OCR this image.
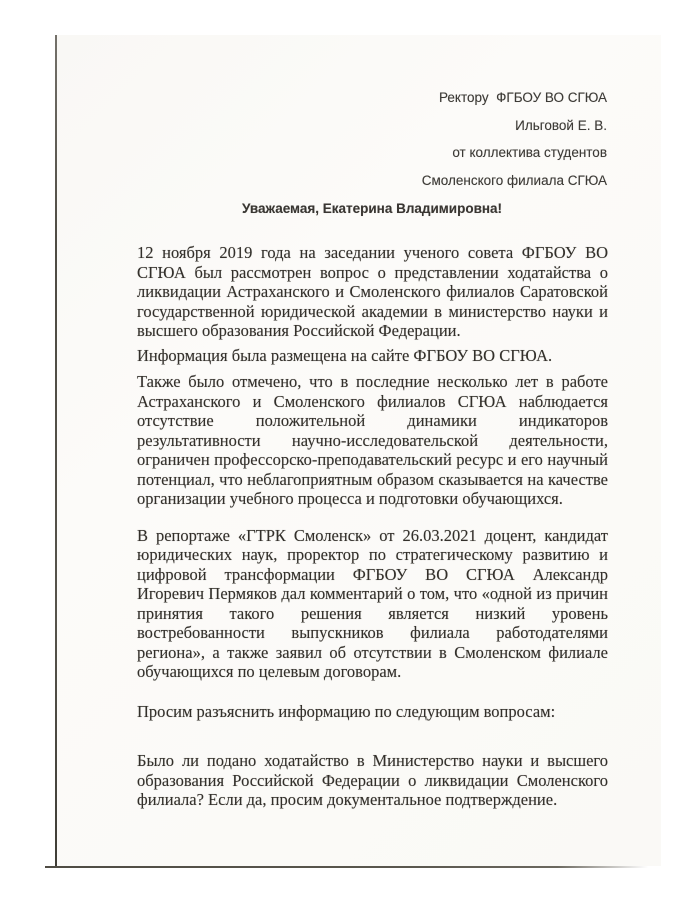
Ректору  ФГБОУ ВО СГЮА
Ильговой Е. В.
от коллектива студентов
Смоленского филиала СГЮА
Уважаемая, Екатерина Владимировна!

12 ноября 2019 года на заседании ученого совета ФГБОУ ВО СГЮА был рассмотрен вопрос о представлении ходатайства о ликвидации Астраханского и Смоленского филиалов Саратовской государственной юридической академии в министерство науки и высшего образования Российской Федерации.

Информация была размещена на сайте ФГБОУ ВО СГЮА.

Также было отмечено, что в последние несколько лет в работе Астраханского и Смоленского филиалов СГЮА наблюдается отсутствие положительной динамики индикаторов результативности научно-исследовательской деятельности, ограничен профессорско-преподавательский ресурс и его научный потенциал, что неблагоприятным образом сказывается на качестве организации учебного процесса и подготовки обучающихся.

В репортаже «ГТРК Смоленск» от 26.03.2021 доцент, кандидат юридических наук, проректор по стратегическому развитию и цифровой трансформации ФГБОУ ВО СГЮА Александр Игоревич Пермяков дал комментарий о том, что «одной из причин принятия такого решения является низкий уровень востребованности выпускников филиала работодателями региона», а также заявил об отсутствии в Смоленском филиале обучающихся по целевым договорам.

Просим разъяснить информацию по следующим вопросам:

Было ли подано ходатайство в Министерство науки и высшего образования Российской Федерации о ликвидации Смоленского филиала? Если да, просим документальное подтверждение.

_EXERCISE_. Write out all the records again, exactly, minus any pictures.

_RESPONSE TO THE EXERCISE_.
OCR this image.
Ректору  ФГБОУ ВО СГЮА
Ильговой Е. В.
от коллектива студентов
Смоленского филиала СГЮА
Уважаемая, Екатерина Владимировна!

12 ноября 2019 года на заседании ученого совета ФГБОУ ВО СГЮА был рассмотрен вопрос о представлении ходатайства о ликвидации Астраханского и Смоленского филиалов Саратовской государственной юридической академии в министерство науки и высшего образования Российской Федерации.

Информация была размещена на сайте ФГБОУ ВО СГЮА.

Также было отмечено, что в последние несколько лет в работе Астраханского и Смоленского филиалов СГЮА наблюдается отсутствие положительной динамики индикаторов результативности научно-исследовательской деятельности, ограничен профессорско-преподавательский ресурс и его научный потенциал, что неблагоприятным образом сказывается на качестве организации учебного процесса и подготовки обучающихся.

В репортаже «ГТРК Смоленск» от 26.03.2021 доцент, кандидат юридических наук, проректор по стратегическому развитию и цифровой трансформации ФГБОУ ВО СГЮА Александр Игоревич Пермяков дал комментарий о том, что «одной из причин принятия такого решения является низкий уровень востребованности выпускников филиала работодателями региона», а также заявил об отсутствии в Смоленском филиале обучающихся по целевым договорам.

Просим разъяснить информацию по следующим вопросам:

Было ли подано ходатайство в Министерство науки и высшего образования Российской Федерации о ликвидации Смоленского филиала? Если да, просим документальное подтверждение.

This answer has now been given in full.